# WHAT TO DO
Quote all of the data exactly as given. Skip every picture it contains.

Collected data
****************************************
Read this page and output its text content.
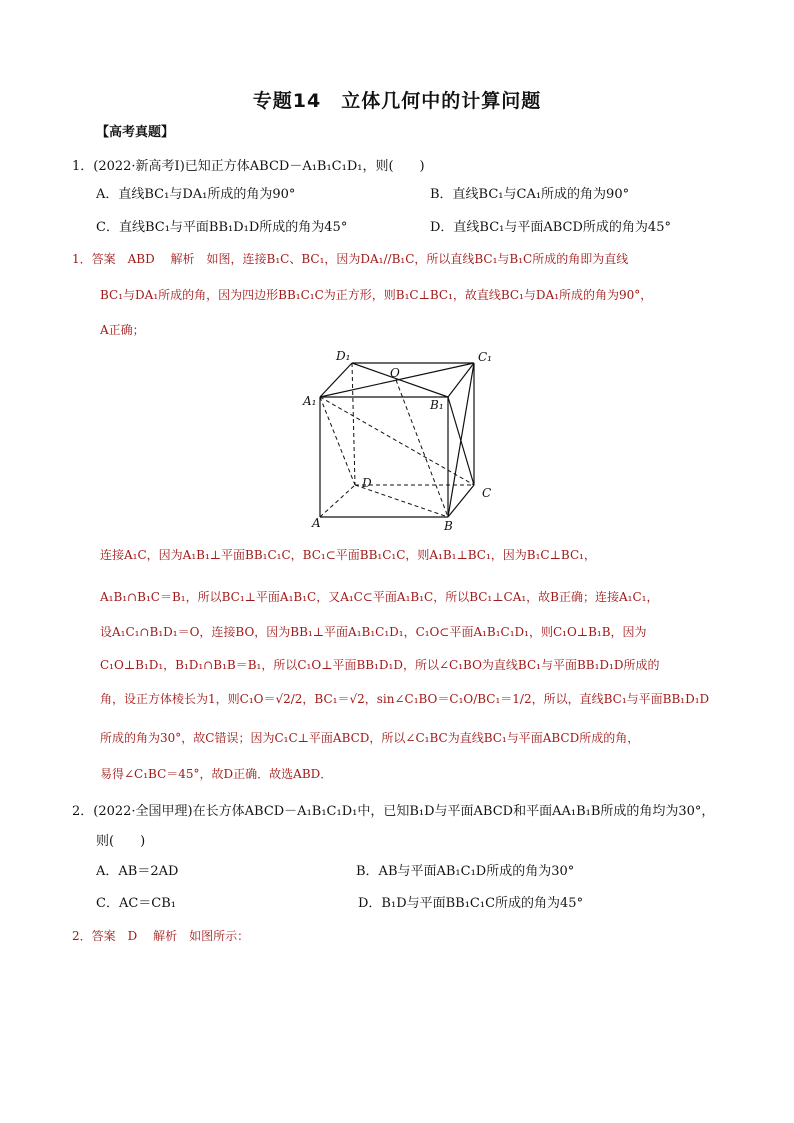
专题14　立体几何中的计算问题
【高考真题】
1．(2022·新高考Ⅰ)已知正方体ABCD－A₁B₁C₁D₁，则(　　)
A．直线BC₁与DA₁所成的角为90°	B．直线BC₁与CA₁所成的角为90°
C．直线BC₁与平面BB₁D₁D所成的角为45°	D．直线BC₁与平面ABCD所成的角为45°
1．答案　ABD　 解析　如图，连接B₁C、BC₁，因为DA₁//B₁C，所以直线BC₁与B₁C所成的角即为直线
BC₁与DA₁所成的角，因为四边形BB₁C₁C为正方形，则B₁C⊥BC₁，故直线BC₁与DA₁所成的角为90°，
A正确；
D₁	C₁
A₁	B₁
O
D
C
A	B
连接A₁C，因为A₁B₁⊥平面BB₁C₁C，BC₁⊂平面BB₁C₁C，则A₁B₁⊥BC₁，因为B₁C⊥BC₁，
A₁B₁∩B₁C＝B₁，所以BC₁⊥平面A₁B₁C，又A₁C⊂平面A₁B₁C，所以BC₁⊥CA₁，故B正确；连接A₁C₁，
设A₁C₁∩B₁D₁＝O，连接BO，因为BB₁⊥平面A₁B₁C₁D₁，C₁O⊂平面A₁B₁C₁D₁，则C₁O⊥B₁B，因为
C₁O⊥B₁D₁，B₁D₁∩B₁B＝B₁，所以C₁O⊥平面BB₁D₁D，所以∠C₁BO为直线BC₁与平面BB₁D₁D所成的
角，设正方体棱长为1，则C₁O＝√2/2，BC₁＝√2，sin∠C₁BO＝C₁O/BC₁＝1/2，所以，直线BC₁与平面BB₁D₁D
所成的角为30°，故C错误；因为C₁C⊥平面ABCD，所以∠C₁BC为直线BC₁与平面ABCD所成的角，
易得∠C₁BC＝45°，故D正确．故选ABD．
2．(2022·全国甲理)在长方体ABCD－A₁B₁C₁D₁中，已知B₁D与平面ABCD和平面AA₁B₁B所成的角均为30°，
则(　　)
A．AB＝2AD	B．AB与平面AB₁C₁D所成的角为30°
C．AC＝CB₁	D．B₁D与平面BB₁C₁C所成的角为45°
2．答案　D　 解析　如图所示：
****************************************
# ANSWER TO THIS PROBLEM
Read this page and output its text content.
专题14　立体几何中的计算问题
【高考真题】
1．(2022·新高考Ⅰ)已知正方体ABCD－A₁B₁C₁D₁，则(　　)
A．直线BC₁与DA₁所成的角为90°	B．直线BC₁与CA₁所成的角为90°
C．直线BC₁与平面BB₁D₁D所成的角为45°	D．直线BC₁与平面ABCD所成的角为45°
1．答案　ABD　 解析　如图，连接B₁C、BC₁，因为DA₁//B₁C，所以直线BC₁与B₁C所成的角即为直线
BC₁与DA₁所成的角，因为四边形BB₁C₁C为正方形，则B₁C⊥BC₁，故直线BC₁与DA₁所成的角为90°，
A正确；
D₁	C₁
A₁	B₁
O
D
C
A	B
连接A₁C，因为A₁B₁⊥平面BB₁C₁C，BC₁⊂平面BB₁C₁C，则A₁B₁⊥BC₁，因为B₁C⊥BC₁，
A₁B₁∩B₁C＝B₁，所以BC₁⊥平面A₁B₁C，又A₁C⊂平面A₁B₁C，所以BC₁⊥CA₁，故B正确；连接A₁C₁，
设A₁C₁∩B₁D₁＝O，连接BO，因为BB₁⊥平面A₁B₁C₁D₁，C₁O⊂平面A₁B₁C₁D₁，则C₁O⊥B₁B，因为
C₁O⊥B₁D₁，B₁D₁∩B₁B＝B₁，所以C₁O⊥平面BB₁D₁D，所以∠C₁BO为直线BC₁与平面BB₁D₁D所成的
角，设正方体棱长为1，则C₁O＝√2/2，BC₁＝√2，sin∠C₁BO＝C₁O/BC₁＝1/2，所以，直线BC₁与平面BB₁D₁D
所成的角为30°，故C错误；因为C₁C⊥平面ABCD，所以∠C₁BC为直线BC₁与平面ABCD所成的角，
易得∠C₁BC＝45°，故D正确．故选ABD．
2．(2022·全国甲理)在长方体ABCD－A₁B₁C₁D₁中，已知B₁D与平面ABCD和平面AA₁B₁B所成的角均为30°，
则(　　)
A．AB＝2AD	B．AB与平面AB₁C₁D所成的角为30°
C．AC＝CB₁	D．B₁D与平面BB₁C₁C所成的角为45°
2．答案　D　 解析　如图所示：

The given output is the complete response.